PROBLEM TO WORK ON: Set down the full listing exactly, character for character.

## Begin INPUT DATA

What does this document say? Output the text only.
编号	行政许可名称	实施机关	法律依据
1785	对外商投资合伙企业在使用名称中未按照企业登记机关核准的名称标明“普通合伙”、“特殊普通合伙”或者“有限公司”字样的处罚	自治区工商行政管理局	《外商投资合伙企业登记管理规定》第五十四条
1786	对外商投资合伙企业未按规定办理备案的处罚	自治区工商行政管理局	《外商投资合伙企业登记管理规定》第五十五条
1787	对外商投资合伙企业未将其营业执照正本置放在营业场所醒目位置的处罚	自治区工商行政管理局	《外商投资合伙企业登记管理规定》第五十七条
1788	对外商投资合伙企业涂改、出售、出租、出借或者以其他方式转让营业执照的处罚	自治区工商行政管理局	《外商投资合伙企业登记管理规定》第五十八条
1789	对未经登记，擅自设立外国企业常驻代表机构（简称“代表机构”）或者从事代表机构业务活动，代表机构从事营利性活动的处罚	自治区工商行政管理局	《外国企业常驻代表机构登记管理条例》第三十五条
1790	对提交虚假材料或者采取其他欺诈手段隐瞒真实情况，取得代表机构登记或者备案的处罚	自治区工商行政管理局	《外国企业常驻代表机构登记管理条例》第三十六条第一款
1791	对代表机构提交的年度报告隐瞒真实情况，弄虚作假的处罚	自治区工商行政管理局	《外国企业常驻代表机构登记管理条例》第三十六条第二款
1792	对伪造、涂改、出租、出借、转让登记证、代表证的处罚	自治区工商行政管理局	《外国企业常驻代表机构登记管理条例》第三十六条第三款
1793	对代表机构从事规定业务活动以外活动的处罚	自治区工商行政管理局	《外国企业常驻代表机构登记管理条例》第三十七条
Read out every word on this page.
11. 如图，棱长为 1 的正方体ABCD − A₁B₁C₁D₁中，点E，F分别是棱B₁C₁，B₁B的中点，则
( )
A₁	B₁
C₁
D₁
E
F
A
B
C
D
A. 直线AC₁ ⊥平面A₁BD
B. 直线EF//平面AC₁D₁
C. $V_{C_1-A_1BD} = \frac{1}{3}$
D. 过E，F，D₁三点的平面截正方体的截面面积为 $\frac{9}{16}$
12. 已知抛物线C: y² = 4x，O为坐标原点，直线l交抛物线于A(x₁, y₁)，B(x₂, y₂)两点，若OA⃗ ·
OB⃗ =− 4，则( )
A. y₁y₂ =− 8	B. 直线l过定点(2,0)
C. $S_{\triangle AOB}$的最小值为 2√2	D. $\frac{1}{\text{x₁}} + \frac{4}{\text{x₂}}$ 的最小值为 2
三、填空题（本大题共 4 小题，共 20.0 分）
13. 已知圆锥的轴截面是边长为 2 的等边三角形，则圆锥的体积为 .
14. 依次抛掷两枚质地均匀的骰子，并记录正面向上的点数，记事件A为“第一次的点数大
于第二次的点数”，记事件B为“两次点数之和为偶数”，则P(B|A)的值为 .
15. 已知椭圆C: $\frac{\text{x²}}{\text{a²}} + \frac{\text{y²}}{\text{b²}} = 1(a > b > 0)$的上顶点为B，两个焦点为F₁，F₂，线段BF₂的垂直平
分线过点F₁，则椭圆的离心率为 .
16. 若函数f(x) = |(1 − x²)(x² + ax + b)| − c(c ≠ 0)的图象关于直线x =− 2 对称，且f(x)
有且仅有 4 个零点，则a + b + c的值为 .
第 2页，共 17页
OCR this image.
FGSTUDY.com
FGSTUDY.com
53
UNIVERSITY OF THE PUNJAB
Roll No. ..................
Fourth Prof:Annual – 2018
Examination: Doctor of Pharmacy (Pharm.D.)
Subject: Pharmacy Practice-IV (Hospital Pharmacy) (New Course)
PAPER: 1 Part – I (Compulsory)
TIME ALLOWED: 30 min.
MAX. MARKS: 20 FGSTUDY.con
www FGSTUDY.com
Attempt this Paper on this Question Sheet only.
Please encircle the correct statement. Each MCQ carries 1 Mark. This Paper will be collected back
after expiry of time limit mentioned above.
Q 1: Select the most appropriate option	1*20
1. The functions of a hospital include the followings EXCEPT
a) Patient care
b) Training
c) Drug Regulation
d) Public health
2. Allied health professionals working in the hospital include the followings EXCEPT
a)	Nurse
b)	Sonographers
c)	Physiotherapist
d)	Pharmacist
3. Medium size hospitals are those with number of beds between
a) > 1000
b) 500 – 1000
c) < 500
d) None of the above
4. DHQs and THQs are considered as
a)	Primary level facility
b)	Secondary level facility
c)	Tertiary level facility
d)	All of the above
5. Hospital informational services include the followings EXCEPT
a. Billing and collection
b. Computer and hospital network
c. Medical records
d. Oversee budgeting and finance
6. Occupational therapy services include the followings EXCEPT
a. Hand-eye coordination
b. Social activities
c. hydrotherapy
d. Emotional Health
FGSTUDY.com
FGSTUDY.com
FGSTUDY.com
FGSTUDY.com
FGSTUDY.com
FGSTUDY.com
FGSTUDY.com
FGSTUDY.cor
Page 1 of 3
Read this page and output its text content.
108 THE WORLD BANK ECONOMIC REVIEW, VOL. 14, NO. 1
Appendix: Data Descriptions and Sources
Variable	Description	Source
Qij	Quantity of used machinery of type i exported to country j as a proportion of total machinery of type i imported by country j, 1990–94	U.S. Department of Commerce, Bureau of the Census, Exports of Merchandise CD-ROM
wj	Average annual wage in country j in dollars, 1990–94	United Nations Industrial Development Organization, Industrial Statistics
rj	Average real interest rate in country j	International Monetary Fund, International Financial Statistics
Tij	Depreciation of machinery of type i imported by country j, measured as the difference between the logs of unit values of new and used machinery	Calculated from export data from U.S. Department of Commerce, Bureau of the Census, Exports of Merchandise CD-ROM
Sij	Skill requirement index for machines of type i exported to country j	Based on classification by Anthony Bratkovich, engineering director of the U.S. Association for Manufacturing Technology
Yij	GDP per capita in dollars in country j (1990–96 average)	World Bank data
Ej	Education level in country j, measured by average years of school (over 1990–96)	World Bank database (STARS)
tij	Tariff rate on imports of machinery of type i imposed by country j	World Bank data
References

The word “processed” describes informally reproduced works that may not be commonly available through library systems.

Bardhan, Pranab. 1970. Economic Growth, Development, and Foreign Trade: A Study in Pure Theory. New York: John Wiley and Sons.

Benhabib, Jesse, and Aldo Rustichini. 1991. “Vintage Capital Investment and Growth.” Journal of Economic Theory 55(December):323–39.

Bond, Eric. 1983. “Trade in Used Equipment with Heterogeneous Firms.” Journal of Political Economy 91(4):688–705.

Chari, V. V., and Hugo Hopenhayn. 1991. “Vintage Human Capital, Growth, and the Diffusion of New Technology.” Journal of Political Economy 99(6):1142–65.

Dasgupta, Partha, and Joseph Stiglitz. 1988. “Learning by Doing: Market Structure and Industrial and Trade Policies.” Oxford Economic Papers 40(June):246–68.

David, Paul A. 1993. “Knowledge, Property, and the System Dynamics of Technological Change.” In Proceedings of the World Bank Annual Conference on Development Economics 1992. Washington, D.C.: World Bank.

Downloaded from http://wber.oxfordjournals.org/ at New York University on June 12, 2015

## End INPUT DATA

WORKED ANSWER:
What does this document say? Output the text only.
编号	行政许可名称	实施机关	法律依据
1785	对外商投资合伙企业在使用名称中未按照企业登记机关核准的名称标明“普通合伙”、“特殊普通合伙”或者“有限公司”字样的处罚	自治区工商行政管理局	《外商投资合伙企业登记管理规定》第五十四条
1786	对外商投资合伙企业未按规定办理备案的处罚	自治区工商行政管理局	《外商投资合伙企业登记管理规定》第五十五条
1787	对外商投资合伙企业未将其营业执照正本置放在营业场所醒目位置的处罚	自治区工商行政管理局	《外商投资合伙企业登记管理规定》第五十七条
1788	对外商投资合伙企业涂改、出售、出租、出借或者以其他方式转让营业执照的处罚	自治区工商行政管理局	《外商投资合伙企业登记管理规定》第五十八条
1789	对未经登记，擅自设立外国企业常驻代表机构（简称“代表机构”）或者从事代表机构业务活动，代表机构从事营利性活动的处罚	自治区工商行政管理局	《外国企业常驻代表机构登记管理条例》第三十五条
1790	对提交虚假材料或者采取其他欺诈手段隐瞒真实情况，取得代表机构登记或者备案的处罚	自治区工商行政管理局	《外国企业常驻代表机构登记管理条例》第三十六条第一款
1791	对代表机构提交的年度报告隐瞒真实情况，弄虚作假的处罚	自治区工商行政管理局	《外国企业常驻代表机构登记管理条例》第三十六条第二款
1792	对伪造、涂改、出租、出借、转让登记证、代表证的处罚	自治区工商行政管理局	《外国企业常驻代表机构登记管理条例》第三十六条第三款
1793	对代表机构从事规定业务活动以外活动的处罚	自治区工商行政管理局	《外国企业常驻代表机构登记管理条例》第三十七条
Read out every word on this page.
11. 如图，棱长为 1 的正方体ABCD − A₁B₁C₁D₁中，点E，F分别是棱B₁C₁，B₁B的中点，则
( )
A₁	B₁
C₁
D₁
E
F
A
B
C
D
A. 直线AC₁ ⊥平面A₁BD
B. 直线EF//平面AC₁D₁
C. $V_{C_1-A_1BD} = \frac{1}{3}$
D. 过E，F，D₁三点的平面截正方体的截面面积为 $\frac{9}{16}$
12. 已知抛物线C: y² = 4x，O为坐标原点，直线l交抛物线于A(x₁, y₁)，B(x₂, y₂)两点，若OA⃗ ·
OB⃗ =− 4，则( )
A. y₁y₂ =− 8	B. 直线l过定点(2,0)
C. $S_{\triangle AOB}$的最小值为 2√2	D. $\frac{1}{\text{x₁}} + \frac{4}{\text{x₂}}$ 的最小值为 2
三、填空题（本大题共 4 小题，共 20.0 分）
13. 已知圆锥的轴截面是边长为 2 的等边三角形，则圆锥的体积为 .
14. 依次抛掷两枚质地均匀的骰子，并记录正面向上的点数，记事件A为“第一次的点数大
于第二次的点数”，记事件B为“两次点数之和为偶数”，则P(B|A)的值为 .
15. 已知椭圆C: $\frac{\text{x²}}{\text{a²}} + \frac{\text{y²}}{\text{b²}} = 1(a > b > 0)$的上顶点为B，两个焦点为F₁，F₂，线段BF₂的垂直平
分线过点F₁，则椭圆的离心率为 .
16. 若函数f(x) = |(1 − x²)(x² + ax + b)| − c(c ≠ 0)的图象关于直线x =− 2 对称，且f(x)
有且仅有 4 个零点，则a + b + c的值为 .
第 2页，共 17页
OCR this image.
FGSTUDY.com
FGSTUDY.com
53
UNIVERSITY OF THE PUNJAB
Roll No. ..................
Fourth Prof:Annual – 2018
Examination: Doctor of Pharmacy (Pharm.D.)
Subject: Pharmacy Practice-IV (Hospital Pharmacy) (New Course)
PAPER: 1 Part – I (Compulsory)
TIME ALLOWED: 30 min.
MAX. MARKS: 20 FGSTUDY.con
www FGSTUDY.com
Attempt this Paper on this Question Sheet only.
Please encircle the correct statement. Each MCQ carries 1 Mark. This Paper will be collected back
after expiry of time limit mentioned above.
Q 1: Select the most appropriate option	1*20
1. The functions of a hospital include the followings EXCEPT
a) Patient care
b) Training
c) Drug Regulation
d) Public health
2. Allied health professionals working in the hospital include the followings EXCEPT
a)	Nurse
b)	Sonographers
c)	Physiotherapist
d)	Pharmacist
3. Medium size hospitals are those with number of beds between
a) > 1000
b) 500 – 1000
c) < 500
d) None of the above
4. DHQs and THQs are considered as
a)	Primary level facility
b)	Secondary level facility
c)	Tertiary level facility
d)	All of the above
5. Hospital informational services include the followings EXCEPT
a. Billing and collection
b. Computer and hospital network
c. Medical records
d. Oversee budgeting and finance
6. Occupational therapy services include the followings EXCEPT
a. Hand-eye coordination
b. Social activities
c. hydrotherapy
d. Emotional Health
FGSTUDY.com
FGSTUDY.com
FGSTUDY.com
FGSTUDY.com
FGSTUDY.com
FGSTUDY.com
FGSTUDY.com
FGSTUDY.cor
Page 1 of 3
Read this page and output its text content.
108 THE WORLD BANK ECONOMIC REVIEW, VOL. 14, NO. 1
Appendix: Data Descriptions and Sources
Variable	Description	Source
Qij	Quantity of used machinery of type i exported to country j as a proportion of total machinery of type i imported by country j, 1990–94	U.S. Department of Commerce, Bureau of the Census, Exports of Merchandise CD-ROM
wj	Average annual wage in country j in dollars, 1990–94	United Nations Industrial Development Organization, Industrial Statistics
rj	Average real interest rate in country j	International Monetary Fund, International Financial Statistics
Tij	Depreciation of machinery of type i imported by country j, measured as the difference between the logs of unit values of new and used machinery	Calculated from export data from U.S. Department of Commerce, Bureau of the Census, Exports of Merchandise CD-ROM
Sij	Skill requirement index for machines of type i exported to country j	Based on classification by Anthony Bratkovich, engineering director of the U.S. Association for Manufacturing Technology
Yij	GDP per capita in dollars in country j (1990–96 average)	World Bank data
Ej	Education level in country j, measured by average years of school (over 1990–96)	World Bank database (STARS)
tij	Tariff rate on imports of machinery of type i imposed by country j	World Bank data
References

The word “processed” describes informally reproduced works that may not be commonly available through library systems.

Bardhan, Pranab. 1970. Economic Growth, Development, and Foreign Trade: A Study in Pure Theory. New York: John Wiley and Sons.

Benhabib, Jesse, and Aldo Rustichini. 1991. “Vintage Capital Investment and Growth.” Journal of Economic Theory 55(December):323–39.

Bond, Eric. 1983. “Trade in Used Equipment with Heterogeneous Firms.” Journal of Political Economy 91(4):688–705.

Chari, V. V., and Hugo Hopenhayn. 1991. “Vintage Human Capital, Growth, and the Diffusion of New Technology.” Journal of Political Economy 99(6):1142–65.

Dasgupta, Partha, and Joseph Stiglitz. 1988. “Learning by Doing: Market Structure and Industrial and Trade Policies.” Oxford Economic Papers 40(June):246–68.

David, Paul A. 1993. “Knowledge, Property, and the System Dynamics of Technological Change.” In Proceedings of the World Bank Annual Conference on Development Economics 1992. Washington, D.C.: World Bank.

Downloaded from http://wber.oxfordjournals.org/ at New York University on June 12, 2015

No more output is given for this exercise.